_DIRECTIONS_
Write out all entries word for word.

_ENTRIES SHOWN_
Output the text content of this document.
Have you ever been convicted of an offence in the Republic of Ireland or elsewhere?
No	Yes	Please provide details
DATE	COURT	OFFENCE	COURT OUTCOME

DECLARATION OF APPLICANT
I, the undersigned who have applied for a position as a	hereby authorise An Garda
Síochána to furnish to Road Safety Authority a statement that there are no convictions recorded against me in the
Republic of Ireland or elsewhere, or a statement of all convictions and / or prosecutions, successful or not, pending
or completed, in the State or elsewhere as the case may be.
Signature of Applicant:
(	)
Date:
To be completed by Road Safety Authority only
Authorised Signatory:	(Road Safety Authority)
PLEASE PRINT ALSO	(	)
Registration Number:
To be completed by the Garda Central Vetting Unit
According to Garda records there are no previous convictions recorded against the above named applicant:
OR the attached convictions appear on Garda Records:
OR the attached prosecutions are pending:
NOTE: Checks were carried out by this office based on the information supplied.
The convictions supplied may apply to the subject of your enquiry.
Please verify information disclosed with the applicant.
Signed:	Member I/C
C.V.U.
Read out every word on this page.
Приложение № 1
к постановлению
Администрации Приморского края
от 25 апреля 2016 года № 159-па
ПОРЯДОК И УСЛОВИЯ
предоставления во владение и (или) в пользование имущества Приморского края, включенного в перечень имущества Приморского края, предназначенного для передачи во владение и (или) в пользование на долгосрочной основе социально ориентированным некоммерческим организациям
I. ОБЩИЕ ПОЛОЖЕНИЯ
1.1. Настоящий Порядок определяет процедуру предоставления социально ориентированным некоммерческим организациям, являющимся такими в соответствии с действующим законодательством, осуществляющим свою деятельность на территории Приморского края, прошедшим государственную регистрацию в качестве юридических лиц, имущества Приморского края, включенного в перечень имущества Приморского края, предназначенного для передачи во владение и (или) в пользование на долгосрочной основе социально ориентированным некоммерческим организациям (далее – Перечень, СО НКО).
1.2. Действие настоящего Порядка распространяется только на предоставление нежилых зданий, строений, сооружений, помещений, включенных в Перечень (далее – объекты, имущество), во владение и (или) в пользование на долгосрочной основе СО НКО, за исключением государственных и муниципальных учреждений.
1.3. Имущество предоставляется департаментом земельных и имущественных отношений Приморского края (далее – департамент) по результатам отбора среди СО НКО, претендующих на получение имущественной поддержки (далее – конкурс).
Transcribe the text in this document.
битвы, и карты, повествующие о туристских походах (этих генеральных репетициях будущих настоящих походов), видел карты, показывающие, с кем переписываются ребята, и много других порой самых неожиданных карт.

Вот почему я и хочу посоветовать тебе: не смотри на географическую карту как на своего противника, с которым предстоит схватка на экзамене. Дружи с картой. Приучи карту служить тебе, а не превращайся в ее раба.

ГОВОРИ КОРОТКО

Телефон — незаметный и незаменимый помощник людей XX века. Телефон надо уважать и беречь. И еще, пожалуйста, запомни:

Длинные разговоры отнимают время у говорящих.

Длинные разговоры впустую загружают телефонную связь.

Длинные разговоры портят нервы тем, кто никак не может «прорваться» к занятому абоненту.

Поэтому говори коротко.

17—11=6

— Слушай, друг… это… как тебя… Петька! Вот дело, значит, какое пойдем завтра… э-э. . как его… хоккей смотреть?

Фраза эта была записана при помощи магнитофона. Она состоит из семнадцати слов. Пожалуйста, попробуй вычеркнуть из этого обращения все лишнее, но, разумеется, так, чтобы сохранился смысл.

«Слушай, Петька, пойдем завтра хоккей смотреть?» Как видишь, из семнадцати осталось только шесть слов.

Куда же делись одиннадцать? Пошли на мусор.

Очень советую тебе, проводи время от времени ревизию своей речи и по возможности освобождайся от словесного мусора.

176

_CORRECT RESULT_
Output the text content of this document.
Have you ever been convicted of an offence in the Republic of Ireland or elsewhere?
No	Yes	Please provide details
DATE	COURT	OFFENCE	COURT OUTCOME

DECLARATION OF APPLICANT
I, the undersigned who have applied for a position as a	hereby authorise An Garda
Síochána to furnish to Road Safety Authority a statement that there are no convictions recorded against me in the
Republic of Ireland or elsewhere, or a statement of all convictions and / or prosecutions, successful or not, pending
or completed, in the State or elsewhere as the case may be.
Signature of Applicant:
(	)
Date:
To be completed by Road Safety Authority only
Authorised Signatory:	(Road Safety Authority)
PLEASE PRINT ALSO	(	)
Registration Number:
To be completed by the Garda Central Vetting Unit
According to Garda records there are no previous convictions recorded against the above named applicant:
OR the attached convictions appear on Garda Records:
OR the attached prosecutions are pending:
NOTE: Checks were carried out by this office based on the information supplied.
The convictions supplied may apply to the subject of your enquiry.
Please verify information disclosed with the applicant.
Signed:	Member I/C
C.V.U.
Read out every word on this page.
Приложение № 1
к постановлению
Администрации Приморского края
от 25 апреля 2016 года № 159-па
ПОРЯДОК И УСЛОВИЯ
предоставления во владение и (или) в пользование имущества Приморского края, включенного в перечень имущества Приморского края, предназначенного для передачи во владение и (или) в пользование на долгосрочной основе социально ориентированным некоммерческим организациям
I. ОБЩИЕ ПОЛОЖЕНИЯ
1.1. Настоящий Порядок определяет процедуру предоставления социально ориентированным некоммерческим организациям, являющимся такими в соответствии с действующим законодательством, осуществляющим свою деятельность на территории Приморского края, прошедшим государственную регистрацию в качестве юридических лиц, имущества Приморского края, включенного в перечень имущества Приморского края, предназначенного для передачи во владение и (или) в пользование на долгосрочной основе социально ориентированным некоммерческим организациям (далее – Перечень, СО НКО).
1.2. Действие настоящего Порядка распространяется только на предоставление нежилых зданий, строений, сооружений, помещений, включенных в Перечень (далее – объекты, имущество), во владение и (или) в пользование на долгосрочной основе СО НКО, за исключением государственных и муниципальных учреждений.
1.3. Имущество предоставляется департаментом земельных и имущественных отношений Приморского края (далее – департамент) по результатам отбора среди СО НКО, претендующих на получение имущественной поддержки (далее – конкурс).
Transcribe the text in this document.
битвы, и карты, повествующие о туристских походах (этих генеральных репетициях будущих настоящих походов), видел карты, показывающие, с кем переписываются ребята, и много других порой самых неожиданных карт.

Вот почему я и хочу посоветовать тебе: не смотри на географическую карту как на своего противника, с которым предстоит схватка на экзамене. Дружи с картой. Приучи карту служить тебе, а не превращайся в ее раба.

ГОВОРИ КОРОТКО

Телефон — незаметный и незаменимый помощник людей XX века. Телефон надо уважать и беречь. И еще, пожалуйста, запомни:

Длинные разговоры отнимают время у говорящих.

Длинные разговоры впустую загружают телефонную связь.

Длинные разговоры портят нервы тем, кто никак не может «прорваться» к занятому абоненту.

Поэтому говори коротко.

17—11=6

— Слушай, друг… это… как тебя… Петька! Вот дело, значит, какое пойдем завтра… э-э. . как его… хоккей смотреть?

Фраза эта была записана при помощи магнитофона. Она состоит из семнадцати слов. Пожалуйста, попробуй вычеркнуть из этого обращения все лишнее, но, разумеется, так, чтобы сохранился смысл.

«Слушай, Петька, пойдем завтра хоккей смотреть?» Как видишь, из семнадцати осталось только шесть слов.

Куда же делись одиннадцать? Пошли на мусор.

Очень советую тебе, проводи время от времени ревизию своей речи и по возможности освобождайся от словесного мусора.

176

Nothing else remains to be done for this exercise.